_Work to be completed_
Without including any pictures, write out all the entries exactly.

-------- Records provided

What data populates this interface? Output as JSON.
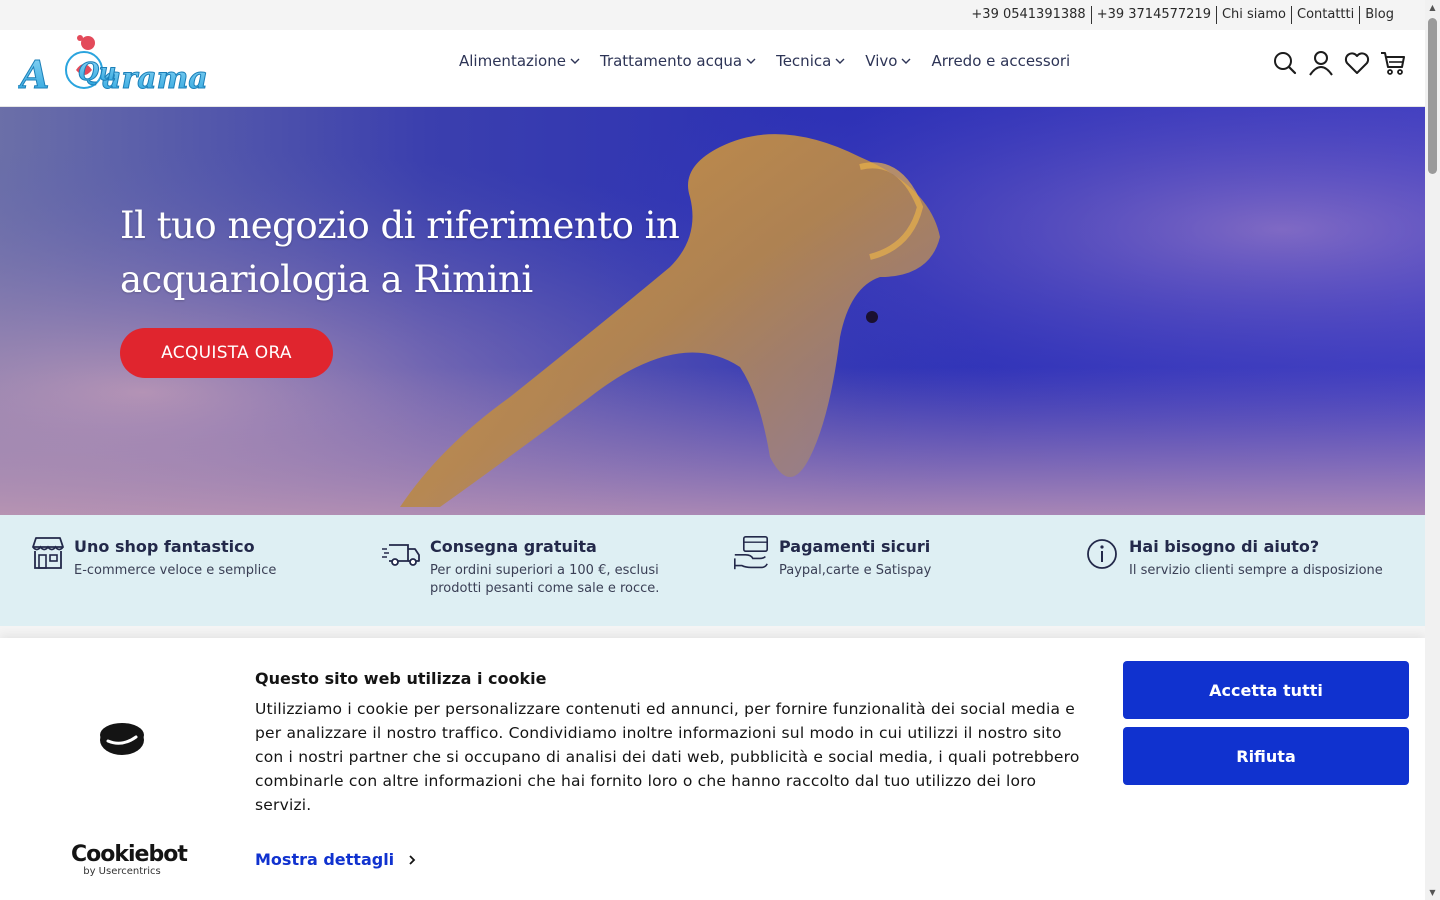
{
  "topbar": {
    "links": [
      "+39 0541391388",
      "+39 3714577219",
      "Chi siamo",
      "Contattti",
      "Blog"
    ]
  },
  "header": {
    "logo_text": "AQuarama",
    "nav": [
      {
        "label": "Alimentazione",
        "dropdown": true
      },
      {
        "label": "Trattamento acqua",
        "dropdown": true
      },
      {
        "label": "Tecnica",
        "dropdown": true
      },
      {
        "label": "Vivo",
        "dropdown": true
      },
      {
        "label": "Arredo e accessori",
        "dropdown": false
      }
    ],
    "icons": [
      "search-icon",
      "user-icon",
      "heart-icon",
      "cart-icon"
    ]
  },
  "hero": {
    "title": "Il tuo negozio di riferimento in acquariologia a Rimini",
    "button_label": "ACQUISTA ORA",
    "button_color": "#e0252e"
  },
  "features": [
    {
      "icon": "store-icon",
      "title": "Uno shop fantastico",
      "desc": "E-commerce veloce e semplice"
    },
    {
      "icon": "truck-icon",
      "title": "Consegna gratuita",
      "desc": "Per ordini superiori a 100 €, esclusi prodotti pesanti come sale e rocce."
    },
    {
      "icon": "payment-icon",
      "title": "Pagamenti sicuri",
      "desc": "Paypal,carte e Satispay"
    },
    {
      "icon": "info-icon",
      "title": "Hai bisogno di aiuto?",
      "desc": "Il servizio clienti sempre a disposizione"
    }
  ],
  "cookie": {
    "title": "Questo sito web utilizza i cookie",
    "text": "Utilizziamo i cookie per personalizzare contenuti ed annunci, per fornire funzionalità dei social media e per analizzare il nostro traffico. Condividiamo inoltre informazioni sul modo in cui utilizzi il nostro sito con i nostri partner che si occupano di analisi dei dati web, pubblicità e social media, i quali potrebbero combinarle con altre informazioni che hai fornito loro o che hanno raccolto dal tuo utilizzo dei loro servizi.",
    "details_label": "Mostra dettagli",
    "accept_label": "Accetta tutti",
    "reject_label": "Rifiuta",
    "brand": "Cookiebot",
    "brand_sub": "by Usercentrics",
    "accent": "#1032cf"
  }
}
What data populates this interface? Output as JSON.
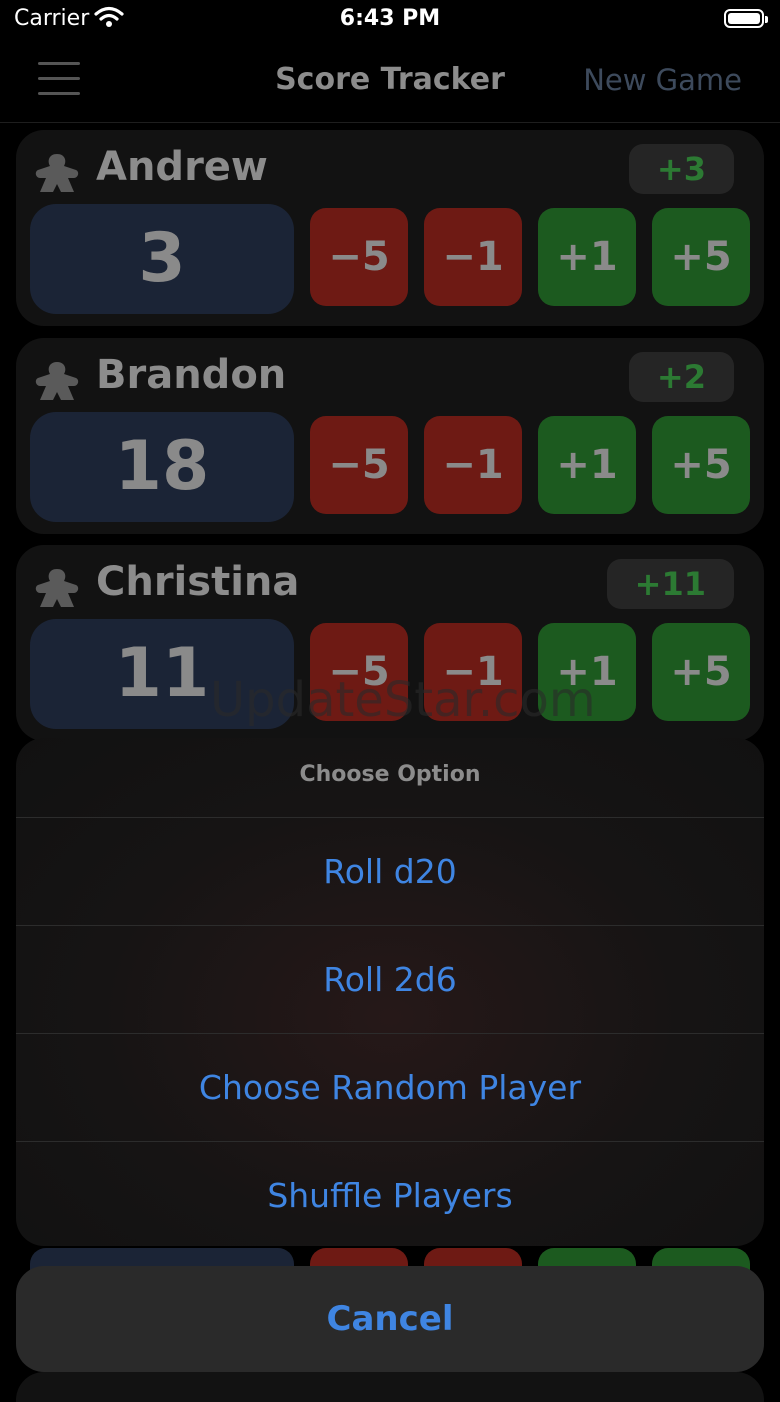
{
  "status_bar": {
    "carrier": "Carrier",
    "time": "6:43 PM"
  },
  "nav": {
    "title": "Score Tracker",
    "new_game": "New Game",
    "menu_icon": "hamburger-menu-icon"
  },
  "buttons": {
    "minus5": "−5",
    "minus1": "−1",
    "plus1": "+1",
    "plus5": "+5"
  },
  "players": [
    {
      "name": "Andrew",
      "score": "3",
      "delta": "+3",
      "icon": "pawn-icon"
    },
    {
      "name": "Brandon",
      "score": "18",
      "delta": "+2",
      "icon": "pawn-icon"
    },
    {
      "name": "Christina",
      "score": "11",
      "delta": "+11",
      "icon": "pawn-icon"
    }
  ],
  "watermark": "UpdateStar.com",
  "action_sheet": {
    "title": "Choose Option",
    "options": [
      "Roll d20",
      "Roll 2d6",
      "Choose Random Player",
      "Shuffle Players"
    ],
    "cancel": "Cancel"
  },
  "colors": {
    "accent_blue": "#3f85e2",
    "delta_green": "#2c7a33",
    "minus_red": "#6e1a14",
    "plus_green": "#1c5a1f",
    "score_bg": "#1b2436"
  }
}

----------------

_Written response_
What data populates this interface? Output as JSON.
{
  "topbar": {
    "links": [
      "+39 0541391388",
      "+39 3714577219",
      "Chi siamo",
      "Contattti",
      "Blog"
    ]
  },
  "header": {
    "logo_text": "AQuarama",
    "nav": [
      {
        "label": "Alimentazione",
        "dropdown": true
      },
      {
        "label": "Trattamento acqua",
        "dropdown": true
      },
      {
        "label": "Tecnica",
        "dropdown": true
      },
      {
        "label": "Vivo",
        "dropdown": true
      },
      {
        "label": "Arredo e accessori",
        "dropdown": false
      }
    ],
    "icons": [
      "search-icon",
      "user-icon",
      "heart-icon",
      "cart-icon"
    ]
  },
  "hero": {
    "title": "Il tuo negozio di riferimento in acquariologia a Rimini",
    "button_label": "ACQUISTA ORA",
    "button_color": "#e0252e"
  },
  "features": [
    {
      "icon": "store-icon",
      "title": "Uno shop fantastico",
      "desc": "E-commerce veloce e semplice"
    },
    {
      "icon": "truck-icon",
      "title": "Consegna gratuita",
      "desc": "Per ordini superiori a 100 €, esclusi prodotti pesanti come sale e rocce."
    },
    {
      "icon": "payment-icon",
      "title": "Pagamenti sicuri",
      "desc": "Paypal,carte e Satispay"
    },
    {
      "icon": "info-icon",
      "title": "Hai bisogno di aiuto?",
      "desc": "Il servizio clienti sempre a disposizione"
    }
  ],
  "cookie": {
    "title": "Questo sito web utilizza i cookie",
    "text": "Utilizziamo i cookie per personalizzare contenuti ed annunci, per fornire funzionalità dei social media e per analizzare il nostro traffico. Condividiamo inoltre informazioni sul modo in cui utilizzi il nostro sito con i nostri partner che si occupano di analisi dei dati web, pubblicità e social media, i quali potrebbero combinarle con altre informazioni che hai fornito loro o che hanno raccolto dal tuo utilizzo dei loro servizi.",
    "details_label": "Mostra dettagli",
    "accept_label": "Accetta tutti",
    "reject_label": "Rifiuta",
    "brand": "Cookiebot",
    "brand_sub": "by Usercentrics",
    "accent": "#1032cf"
  }
}
What data populates this interface? Output as JSON.
{
  "status_bar": {
    "carrier": "Carrier",
    "time": "6:43 PM"
  },
  "nav": {
    "title": "Score Tracker",
    "new_game": "New Game",
    "menu_icon": "hamburger-menu-icon"
  },
  "buttons": {
    "minus5": "−5",
    "minus1": "−1",
    "plus1": "+1",
    "plus5": "+5"
  },
  "players": [
    {
      "name": "Andrew",
      "score": "3",
      "delta": "+3",
      "icon": "pawn-icon"
    },
    {
      "name": "Brandon",
      "score": "18",
      "delta": "+2",
      "icon": "pawn-icon"
    },
    {
      "name": "Christina",
      "score": "11",
      "delta": "+11",
      "icon": "pawn-icon"
    }
  ],
  "watermark": "UpdateStar.com",
  "action_sheet": {
    "title": "Choose Option",
    "options": [
      "Roll d20",
      "Roll 2d6",
      "Choose Random Player",
      "Shuffle Players"
    ],
    "cancel": "Cancel"
  },
  "colors": {
    "accent_blue": "#3f85e2",
    "delta_green": "#2c7a33",
    "minus_red": "#6e1a14",
    "plus_green": "#1c5a1f",
    "score_bg": "#1b2436"
  }
}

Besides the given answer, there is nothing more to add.